• **WRITTEN REQUEST**
Set down the whole listing verbatim.

• **EXERCISE DATA**
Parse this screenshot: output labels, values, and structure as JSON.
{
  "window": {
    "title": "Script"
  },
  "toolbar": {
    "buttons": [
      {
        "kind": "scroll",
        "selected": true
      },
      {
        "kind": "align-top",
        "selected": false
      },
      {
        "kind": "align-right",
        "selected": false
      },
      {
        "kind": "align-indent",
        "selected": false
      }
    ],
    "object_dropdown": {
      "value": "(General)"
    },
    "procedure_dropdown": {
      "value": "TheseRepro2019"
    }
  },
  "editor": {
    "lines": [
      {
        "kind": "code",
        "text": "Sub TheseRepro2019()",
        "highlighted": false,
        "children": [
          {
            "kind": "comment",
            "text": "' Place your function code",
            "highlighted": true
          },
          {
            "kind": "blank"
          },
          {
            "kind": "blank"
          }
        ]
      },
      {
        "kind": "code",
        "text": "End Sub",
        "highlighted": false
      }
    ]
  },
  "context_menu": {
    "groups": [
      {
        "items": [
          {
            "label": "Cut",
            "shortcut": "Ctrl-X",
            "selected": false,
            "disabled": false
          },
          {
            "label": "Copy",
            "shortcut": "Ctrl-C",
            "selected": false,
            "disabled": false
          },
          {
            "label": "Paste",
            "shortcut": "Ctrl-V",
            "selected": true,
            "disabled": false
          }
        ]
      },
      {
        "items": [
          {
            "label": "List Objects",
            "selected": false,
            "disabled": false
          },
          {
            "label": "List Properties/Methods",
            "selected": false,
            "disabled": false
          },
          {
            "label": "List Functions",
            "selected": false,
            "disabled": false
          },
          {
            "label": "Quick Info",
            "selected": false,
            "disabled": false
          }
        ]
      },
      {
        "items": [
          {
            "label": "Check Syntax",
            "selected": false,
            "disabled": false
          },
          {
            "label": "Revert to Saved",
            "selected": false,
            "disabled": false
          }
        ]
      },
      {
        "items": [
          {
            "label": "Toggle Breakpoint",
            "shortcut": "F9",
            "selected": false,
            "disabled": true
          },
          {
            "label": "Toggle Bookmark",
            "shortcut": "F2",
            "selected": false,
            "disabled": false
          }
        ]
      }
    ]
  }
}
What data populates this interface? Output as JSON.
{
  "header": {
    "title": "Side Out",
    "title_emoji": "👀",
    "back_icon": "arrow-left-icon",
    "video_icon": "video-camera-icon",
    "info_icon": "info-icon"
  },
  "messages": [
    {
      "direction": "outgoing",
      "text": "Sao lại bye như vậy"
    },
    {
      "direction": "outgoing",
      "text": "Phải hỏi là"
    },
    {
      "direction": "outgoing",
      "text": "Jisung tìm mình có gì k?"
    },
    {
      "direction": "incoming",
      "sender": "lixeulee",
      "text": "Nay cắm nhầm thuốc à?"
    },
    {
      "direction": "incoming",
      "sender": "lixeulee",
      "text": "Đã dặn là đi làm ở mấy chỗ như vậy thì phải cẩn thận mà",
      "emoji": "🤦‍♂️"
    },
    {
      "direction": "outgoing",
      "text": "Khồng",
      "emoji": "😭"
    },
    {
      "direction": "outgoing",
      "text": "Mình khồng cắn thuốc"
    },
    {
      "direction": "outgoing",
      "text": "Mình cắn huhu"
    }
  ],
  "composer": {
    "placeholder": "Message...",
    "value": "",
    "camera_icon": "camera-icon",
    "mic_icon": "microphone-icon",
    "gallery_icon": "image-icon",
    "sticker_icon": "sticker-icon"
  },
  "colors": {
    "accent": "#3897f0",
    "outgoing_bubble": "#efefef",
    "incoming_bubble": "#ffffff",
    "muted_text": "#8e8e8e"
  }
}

• **ANSWER TO THE TASK**
Parse this screenshot: output labels, values, and structure as JSON.
{
  "window": {
    "title": "Script"
  },
  "toolbar": {
    "buttons": [
      {
        "kind": "scroll",
        "selected": true
      },
      {
        "kind": "align-top",
        "selected": false
      },
      {
        "kind": "align-right",
        "selected": false
      },
      {
        "kind": "align-indent",
        "selected": false
      }
    ],
    "object_dropdown": {
      "value": "(General)"
    },
    "procedure_dropdown": {
      "value": "TheseRepro2019"
    }
  },
  "editor": {
    "lines": [
      {
        "kind": "code",
        "text": "Sub TheseRepro2019()",
        "highlighted": false,
        "children": [
          {
            "kind": "comment",
            "text": "' Place your function code",
            "highlighted": true
          },
          {
            "kind": "blank"
          },
          {
            "kind": "blank"
          }
        ]
      },
      {
        "kind": "code",
        "text": "End Sub",
        "highlighted": false
      }
    ]
  },
  "context_menu": {
    "groups": [
      {
        "items": [
          {
            "label": "Cut",
            "shortcut": "Ctrl-X",
            "selected": false,
            "disabled": false
          },
          {
            "label": "Copy",
            "shortcut": "Ctrl-C",
            "selected": false,
            "disabled": false
          },
          {
            "label": "Paste",
            "shortcut": "Ctrl-V",
            "selected": true,
            "disabled": false
          }
        ]
      },
      {
        "items": [
          {
            "label": "List Objects",
            "selected": false,
            "disabled": false
          },
          {
            "label": "List Properties/Methods",
            "selected": false,
            "disabled": false
          },
          {
            "label": "List Functions",
            "selected": false,
            "disabled": false
          },
          {
            "label": "Quick Info",
            "selected": false,
            "disabled": false
          }
        ]
      },
      {
        "items": [
          {
            "label": "Check Syntax",
            "selected": false,
            "disabled": false
          },
          {
            "label": "Revert to Saved",
            "selected": false,
            "disabled": false
          }
        ]
      },
      {
        "items": [
          {
            "label": "Toggle Breakpoint",
            "shortcut": "F9",
            "selected": false,
            "disabled": true
          },
          {
            "label": "Toggle Bookmark",
            "shortcut": "F2",
            "selected": false,
            "disabled": false
          }
        ]
      }
    ]
  }
}
What data populates this interface? Output as JSON.
{
  "header": {
    "title": "Side Out",
    "title_emoji": "👀",
    "back_icon": "arrow-left-icon",
    "video_icon": "video-camera-icon",
    "info_icon": "info-icon"
  },
  "messages": [
    {
      "direction": "outgoing",
      "text": "Sao lại bye như vậy"
    },
    {
      "direction": "outgoing",
      "text": "Phải hỏi là"
    },
    {
      "direction": "outgoing",
      "text": "Jisung tìm mình có gì k?"
    },
    {
      "direction": "incoming",
      "sender": "lixeulee",
      "text": "Nay cắm nhầm thuốc à?"
    },
    {
      "direction": "incoming",
      "sender": "lixeulee",
      "text": "Đã dặn là đi làm ở mấy chỗ như vậy thì phải cẩn thận mà",
      "emoji": "🤦‍♂️"
    },
    {
      "direction": "outgoing",
      "text": "Khồng",
      "emoji": "😭"
    },
    {
      "direction": "outgoing",
      "text": "Mình khồng cắn thuốc"
    },
    {
      "direction": "outgoing",
      "text": "Mình cắn huhu"
    }
  ],
  "composer": {
    "placeholder": "Message...",
    "value": "",
    "camera_icon": "camera-icon",
    "mic_icon": "microphone-icon",
    "gallery_icon": "image-icon",
    "sticker_icon": "sticker-icon"
  },
  "colors": {
    "accent": "#3897f0",
    "outgoing_bubble": "#efefef",
    "incoming_bubble": "#ffffff",
    "muted_text": "#8e8e8e"
  }
}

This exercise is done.